Exercise brief:
Repeat the material verbatim and drop the pictures.

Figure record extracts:
►

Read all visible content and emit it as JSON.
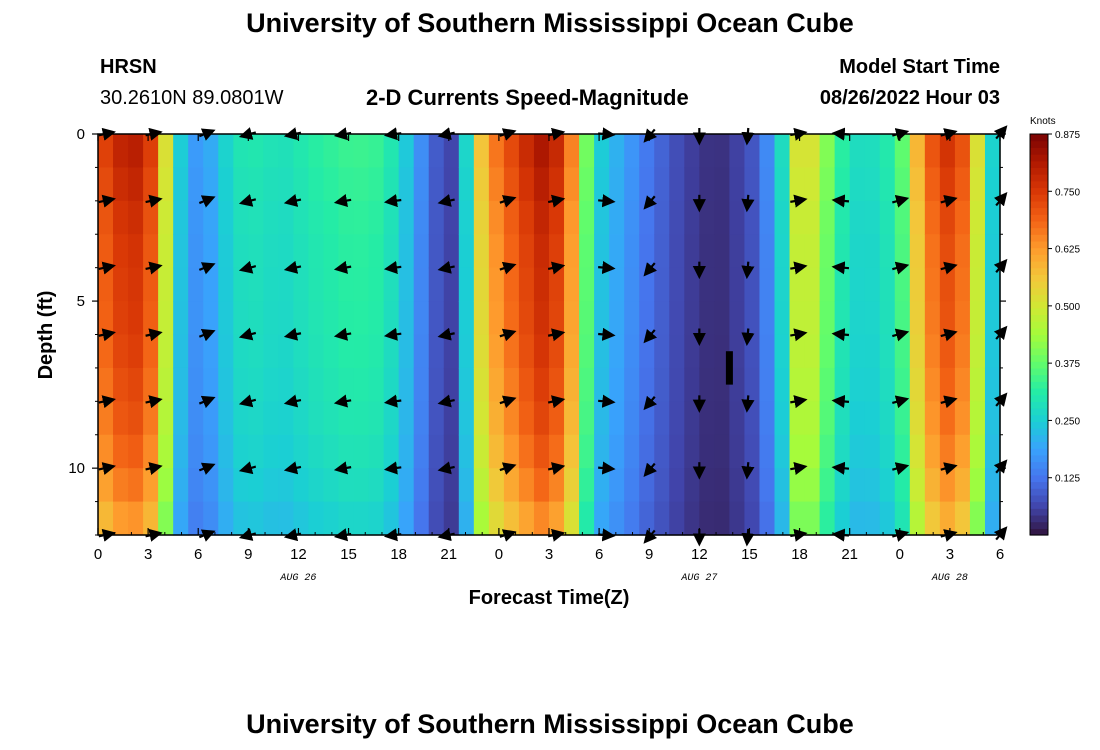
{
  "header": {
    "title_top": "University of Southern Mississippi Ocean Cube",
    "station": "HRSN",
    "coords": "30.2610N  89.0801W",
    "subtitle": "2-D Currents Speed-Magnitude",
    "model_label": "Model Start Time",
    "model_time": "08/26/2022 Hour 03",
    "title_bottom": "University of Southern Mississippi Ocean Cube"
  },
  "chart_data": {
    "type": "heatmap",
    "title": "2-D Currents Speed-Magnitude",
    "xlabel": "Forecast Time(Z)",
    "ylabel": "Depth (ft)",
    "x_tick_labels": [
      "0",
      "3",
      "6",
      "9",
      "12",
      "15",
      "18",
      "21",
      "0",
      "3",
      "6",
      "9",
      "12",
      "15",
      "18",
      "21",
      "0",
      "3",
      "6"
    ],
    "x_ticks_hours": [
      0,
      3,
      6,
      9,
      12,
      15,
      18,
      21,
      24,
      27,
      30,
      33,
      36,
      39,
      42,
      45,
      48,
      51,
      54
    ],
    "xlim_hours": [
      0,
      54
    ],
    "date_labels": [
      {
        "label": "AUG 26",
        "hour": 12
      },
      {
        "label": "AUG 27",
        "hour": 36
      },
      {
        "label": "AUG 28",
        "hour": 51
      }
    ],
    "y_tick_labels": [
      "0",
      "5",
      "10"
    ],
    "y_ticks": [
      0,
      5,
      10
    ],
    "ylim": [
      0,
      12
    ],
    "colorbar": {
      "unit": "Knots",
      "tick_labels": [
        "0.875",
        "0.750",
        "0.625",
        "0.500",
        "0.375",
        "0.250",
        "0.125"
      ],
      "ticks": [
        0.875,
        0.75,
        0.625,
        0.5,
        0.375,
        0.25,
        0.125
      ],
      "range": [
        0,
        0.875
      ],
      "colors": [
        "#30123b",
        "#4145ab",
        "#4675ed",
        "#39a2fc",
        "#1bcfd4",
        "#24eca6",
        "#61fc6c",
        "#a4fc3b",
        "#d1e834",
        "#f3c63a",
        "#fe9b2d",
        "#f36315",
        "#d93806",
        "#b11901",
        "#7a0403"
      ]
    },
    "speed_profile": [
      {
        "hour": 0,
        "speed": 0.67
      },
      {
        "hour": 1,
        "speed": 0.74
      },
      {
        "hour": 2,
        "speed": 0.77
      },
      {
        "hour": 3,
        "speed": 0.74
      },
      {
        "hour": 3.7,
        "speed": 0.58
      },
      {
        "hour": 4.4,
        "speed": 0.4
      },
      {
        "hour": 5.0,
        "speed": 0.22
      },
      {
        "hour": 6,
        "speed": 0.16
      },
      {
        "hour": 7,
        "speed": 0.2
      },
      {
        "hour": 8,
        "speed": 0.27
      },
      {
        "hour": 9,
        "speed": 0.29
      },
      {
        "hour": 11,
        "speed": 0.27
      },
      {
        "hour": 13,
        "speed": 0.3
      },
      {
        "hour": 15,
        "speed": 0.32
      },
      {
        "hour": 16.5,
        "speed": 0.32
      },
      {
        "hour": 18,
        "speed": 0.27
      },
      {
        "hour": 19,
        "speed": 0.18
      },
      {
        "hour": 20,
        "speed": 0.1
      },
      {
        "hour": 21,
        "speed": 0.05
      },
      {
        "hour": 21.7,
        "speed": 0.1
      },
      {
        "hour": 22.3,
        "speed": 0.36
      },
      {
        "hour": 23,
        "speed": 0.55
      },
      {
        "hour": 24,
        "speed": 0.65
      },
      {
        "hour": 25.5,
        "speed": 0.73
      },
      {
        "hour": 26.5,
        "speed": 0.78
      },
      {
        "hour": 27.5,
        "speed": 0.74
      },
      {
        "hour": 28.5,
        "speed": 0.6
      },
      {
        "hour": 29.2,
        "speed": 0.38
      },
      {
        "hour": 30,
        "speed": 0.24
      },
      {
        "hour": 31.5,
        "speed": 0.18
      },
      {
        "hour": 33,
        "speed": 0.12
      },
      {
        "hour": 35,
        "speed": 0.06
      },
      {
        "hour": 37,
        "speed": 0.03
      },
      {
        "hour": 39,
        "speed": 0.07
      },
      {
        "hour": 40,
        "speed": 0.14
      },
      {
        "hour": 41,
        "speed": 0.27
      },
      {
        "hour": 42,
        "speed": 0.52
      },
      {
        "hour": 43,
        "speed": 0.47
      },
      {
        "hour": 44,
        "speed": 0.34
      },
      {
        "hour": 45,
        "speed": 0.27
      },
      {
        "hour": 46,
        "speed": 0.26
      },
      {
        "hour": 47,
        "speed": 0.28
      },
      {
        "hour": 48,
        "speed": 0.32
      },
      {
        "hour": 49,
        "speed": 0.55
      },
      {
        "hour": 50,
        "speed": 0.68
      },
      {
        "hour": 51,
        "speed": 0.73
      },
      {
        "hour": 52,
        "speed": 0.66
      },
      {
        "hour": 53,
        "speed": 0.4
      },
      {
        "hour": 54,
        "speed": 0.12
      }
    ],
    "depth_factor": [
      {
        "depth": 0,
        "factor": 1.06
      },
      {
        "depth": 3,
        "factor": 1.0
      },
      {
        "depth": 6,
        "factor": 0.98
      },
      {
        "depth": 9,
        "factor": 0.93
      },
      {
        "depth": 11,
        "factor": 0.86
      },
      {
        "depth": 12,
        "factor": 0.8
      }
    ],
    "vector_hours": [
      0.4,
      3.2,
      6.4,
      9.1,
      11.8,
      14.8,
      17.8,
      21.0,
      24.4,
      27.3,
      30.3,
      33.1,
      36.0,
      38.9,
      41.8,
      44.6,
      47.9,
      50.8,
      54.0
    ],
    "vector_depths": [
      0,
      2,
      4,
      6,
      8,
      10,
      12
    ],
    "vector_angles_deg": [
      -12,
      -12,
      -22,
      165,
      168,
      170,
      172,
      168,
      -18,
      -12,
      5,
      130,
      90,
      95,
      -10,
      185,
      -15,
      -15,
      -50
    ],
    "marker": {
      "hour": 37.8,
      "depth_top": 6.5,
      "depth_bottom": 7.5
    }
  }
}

◄

Solved problem:
Read all visible content and emit it as JSON.
{
  "header": {
    "title_top": "University of Southern Mississippi Ocean Cube",
    "station": "HRSN",
    "coords": "30.2610N  89.0801W",
    "subtitle": "2-D Currents Speed-Magnitude",
    "model_label": "Model Start Time",
    "model_time": "08/26/2022 Hour 03",
    "title_bottom": "University of Southern Mississippi Ocean Cube"
  },
  "chart_data": {
    "type": "heatmap",
    "title": "2-D Currents Speed-Magnitude",
    "xlabel": "Forecast Time(Z)",
    "ylabel": "Depth (ft)",
    "x_tick_labels": [
      "0",
      "3",
      "6",
      "9",
      "12",
      "15",
      "18",
      "21",
      "0",
      "3",
      "6",
      "9",
      "12",
      "15",
      "18",
      "21",
      "0",
      "3",
      "6"
    ],
    "x_ticks_hours": [
      0,
      3,
      6,
      9,
      12,
      15,
      18,
      21,
      24,
      27,
      30,
      33,
      36,
      39,
      42,
      45,
      48,
      51,
      54
    ],
    "xlim_hours": [
      0,
      54
    ],
    "date_labels": [
      {
        "label": "AUG 26",
        "hour": 12
      },
      {
        "label": "AUG 27",
        "hour": 36
      },
      {
        "label": "AUG 28",
        "hour": 51
      }
    ],
    "y_tick_labels": [
      "0",
      "5",
      "10"
    ],
    "y_ticks": [
      0,
      5,
      10
    ],
    "ylim": [
      0,
      12
    ],
    "colorbar": {
      "unit": "Knots",
      "tick_labels": [
        "0.875",
        "0.750",
        "0.625",
        "0.500",
        "0.375",
        "0.250",
        "0.125"
      ],
      "ticks": [
        0.875,
        0.75,
        0.625,
        0.5,
        0.375,
        0.25,
        0.125
      ],
      "range": [
        0,
        0.875
      ],
      "colors": [
        "#30123b",
        "#4145ab",
        "#4675ed",
        "#39a2fc",
        "#1bcfd4",
        "#24eca6",
        "#61fc6c",
        "#a4fc3b",
        "#d1e834",
        "#f3c63a",
        "#fe9b2d",
        "#f36315",
        "#d93806",
        "#b11901",
        "#7a0403"
      ]
    },
    "speed_profile": [
      {
        "hour": 0,
        "speed": 0.67
      },
      {
        "hour": 1,
        "speed": 0.74
      },
      {
        "hour": 2,
        "speed": 0.77
      },
      {
        "hour": 3,
        "speed": 0.74
      },
      {
        "hour": 3.7,
        "speed": 0.58
      },
      {
        "hour": 4.4,
        "speed": 0.4
      },
      {
        "hour": 5.0,
        "speed": 0.22
      },
      {
        "hour": 6,
        "speed": 0.16
      },
      {
        "hour": 7,
        "speed": 0.2
      },
      {
        "hour": 8,
        "speed": 0.27
      },
      {
        "hour": 9,
        "speed": 0.29
      },
      {
        "hour": 11,
        "speed": 0.27
      },
      {
        "hour": 13,
        "speed": 0.3
      },
      {
        "hour": 15,
        "speed": 0.32
      },
      {
        "hour": 16.5,
        "speed": 0.32
      },
      {
        "hour": 18,
        "speed": 0.27
      },
      {
        "hour": 19,
        "speed": 0.18
      },
      {
        "hour": 20,
        "speed": 0.1
      },
      {
        "hour": 21,
        "speed": 0.05
      },
      {
        "hour": 21.7,
        "speed": 0.1
      },
      {
        "hour": 22.3,
        "speed": 0.36
      },
      {
        "hour": 23,
        "speed": 0.55
      },
      {
        "hour": 24,
        "speed": 0.65
      },
      {
        "hour": 25.5,
        "speed": 0.73
      },
      {
        "hour": 26.5,
        "speed": 0.78
      },
      {
        "hour": 27.5,
        "speed": 0.74
      },
      {
        "hour": 28.5,
        "speed": 0.6
      },
      {
        "hour": 29.2,
        "speed": 0.38
      },
      {
        "hour": 30,
        "speed": 0.24
      },
      {
        "hour": 31.5,
        "speed": 0.18
      },
      {
        "hour": 33,
        "speed": 0.12
      },
      {
        "hour": 35,
        "speed": 0.06
      },
      {
        "hour": 37,
        "speed": 0.03
      },
      {
        "hour": 39,
        "speed": 0.07
      },
      {
        "hour": 40,
        "speed": 0.14
      },
      {
        "hour": 41,
        "speed": 0.27
      },
      {
        "hour": 42,
        "speed": 0.52
      },
      {
        "hour": 43,
        "speed": 0.47
      },
      {
        "hour": 44,
        "speed": 0.34
      },
      {
        "hour": 45,
        "speed": 0.27
      },
      {
        "hour": 46,
        "speed": 0.26
      },
      {
        "hour": 47,
        "speed": 0.28
      },
      {
        "hour": 48,
        "speed": 0.32
      },
      {
        "hour": 49,
        "speed": 0.55
      },
      {
        "hour": 50,
        "speed": 0.68
      },
      {
        "hour": 51,
        "speed": 0.73
      },
      {
        "hour": 52,
        "speed": 0.66
      },
      {
        "hour": 53,
        "speed": 0.4
      },
      {
        "hour": 54,
        "speed": 0.12
      }
    ],
    "depth_factor": [
      {
        "depth": 0,
        "factor": 1.06
      },
      {
        "depth": 3,
        "factor": 1.0
      },
      {
        "depth": 6,
        "factor": 0.98
      },
      {
        "depth": 9,
        "factor": 0.93
      },
      {
        "depth": 11,
        "factor": 0.86
      },
      {
        "depth": 12,
        "factor": 0.8
      }
    ],
    "vector_hours": [
      0.4,
      3.2,
      6.4,
      9.1,
      11.8,
      14.8,
      17.8,
      21.0,
      24.4,
      27.3,
      30.3,
      33.1,
      36.0,
      38.9,
      41.8,
      44.6,
      47.9,
      50.8,
      54.0
    ],
    "vector_depths": [
      0,
      2,
      4,
      6,
      8,
      10,
      12
    ],
    "vector_angles_deg": [
      -12,
      -12,
      -22,
      165,
      168,
      170,
      172,
      168,
      -18,
      -12,
      5,
      130,
      90,
      95,
      -10,
      185,
      -15,
      -15,
      -50
    ],
    "marker": {
      "hour": 37.8,
      "depth_top": 6.5,
      "depth_bottom": 7.5
    }
  }
}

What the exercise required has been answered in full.